* [What is needed]: In the records below, pick out all lines containing the word "users".

* [Exercise data]:
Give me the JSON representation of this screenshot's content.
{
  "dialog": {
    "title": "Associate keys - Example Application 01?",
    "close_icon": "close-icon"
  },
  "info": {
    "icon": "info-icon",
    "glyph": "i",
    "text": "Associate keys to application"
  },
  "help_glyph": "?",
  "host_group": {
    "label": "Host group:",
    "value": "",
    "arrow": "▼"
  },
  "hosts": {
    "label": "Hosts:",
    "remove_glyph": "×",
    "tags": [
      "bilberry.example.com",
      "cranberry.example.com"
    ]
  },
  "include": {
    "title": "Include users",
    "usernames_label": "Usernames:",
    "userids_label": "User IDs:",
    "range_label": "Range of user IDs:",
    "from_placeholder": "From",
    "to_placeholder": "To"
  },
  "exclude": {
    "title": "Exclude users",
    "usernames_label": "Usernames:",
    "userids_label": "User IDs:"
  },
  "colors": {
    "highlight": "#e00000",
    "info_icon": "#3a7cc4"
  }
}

* [Task answer]:
    "title": "Include users",
    "title": "Exclude users",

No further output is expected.